TASK GOAL:
Across the material below, how many lines hold the word "University"? Only the number should be given.

◇ ◇ ◇ ◇

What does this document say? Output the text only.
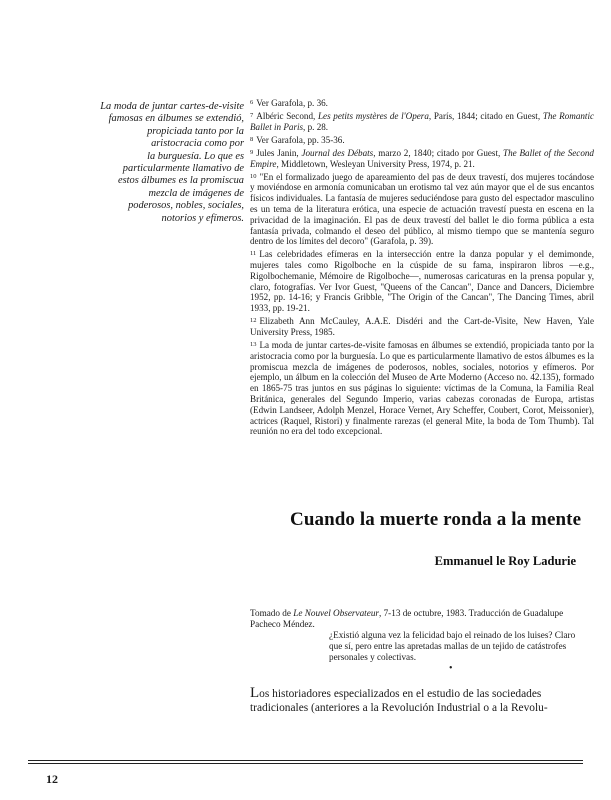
La moda de juntar cartes-de-visite
famosas en álbumes se extendió,
propiciada tanto por la
aristocracia como por
la burguesía. Lo que es
particularmente llamativo de
estos álbumes es la promiscua
mezcla de imágenes de
poderosos, nobles, sociales,
notorios y efímeros.

$^6$ Ver Garafola, p. 36.

$^7$ Albéric Second, Les petits mystères de l'Opera, París, 1844; citado en Guest, The Romantic Ballet in Paris, p. 28.

$^8$ Ver Garafola, pp. 35-36.

$^9$ Jules Janin, Journal des Débats, marzo 2, 1840; citado por Guest, The Ballet of the Second Empire, Middletown, Wesleyan University Press, 1974, p. 21.

$^{10}$ "En el formalizado juego de apareamiento del pas de deux travestí, dos mujeres tocándose y moviéndose en armonía comunicaban un erotismo tal vez aún mayor que el de sus encantos físicos individuales. La fantasía de mujeres seduciéndose para gusto del espectador masculino es un tema de la literatura erótica, una especie de actuación travestí puesta en escena en la privacidad de la imaginación. El pas de deux travestí del ballet le dio forma pública a esta fantasía privada, colmando el deseo del público, al mismo tiempo que se mantenía seguro dentro de los límites del decoro" (Garafola, p. 39).

$^{11}$ Las celebridades efímeras en la intersección entre la danza popular y el demimonde, mujeres tales como Rigolboche en la cúspide de su fama, inspiraron libros —e.g., Rigolbochemanie, Mémoire de Rigolboche—, numerosas caricaturas en la prensa popular y, claro, fotografías. Ver Ivor Guest, "Queens of the Cancan", Dance and Dancers, Diciembre 1952, pp. 14-16; y Francis Gribble, "The Origin of the Cancan", The Dancing Times, abril 1933, pp. 19-21.

$^{12}$ Elizabeth Ann McCauley, A.A.E. Disdéri and the Cart-de-Visite, New Haven, Yale University Press, 1985.

$^{13}$ La moda de juntar cartes-de-visite famosas en álbumes se extendió, propiciada tanto por la aristocracia como por la burguesía. Lo que es particularmente llamativo de estos álbumes es la promiscua mezcla de imágenes de poderosos, nobles, sociales, notorios y efímeros. Por ejemplo, un álbum en la colección del Museo de Arte Moderno (Acceso no. 42.135), formado en 1865-75 tras juntos en sus páginas lo siguiente: víctimas de la Comuna, la Familia Real Británica, generales del Segundo Imperio, varias cabezas coronadas de Europa, artistas (Edwin Landseer, Adolph Menzel, Horace Vernet, Ary Scheffer, Coubert, Corot, Meissonier), actrices (Raquel, Ristori) y finalmente rarezas (el general Mite, la boda de Tom Thumb). Tal reunión no era del todo excepcional.

Cuando la muerte ronda a la mente
Emmanuel le Roy Ladurie
Tomado de Le Nouvel Observateur, 7-13 de octubre, 1983. Traducción de Guadalupe Pacheco Méndez.
¿Existió alguna vez la felicidad bajo el reinado de los luises? Claro que sí, pero entre las apretadas mallas de un tejido de catástrofes personales y colectivas.
•
Los historiadores especializados en el estudio de las sociedades
tradicionales (anteriores a la Revolución Industrial o a la Revolu-
12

◇ ◇ ◇ ◇

EXPECTED ANSWER:
2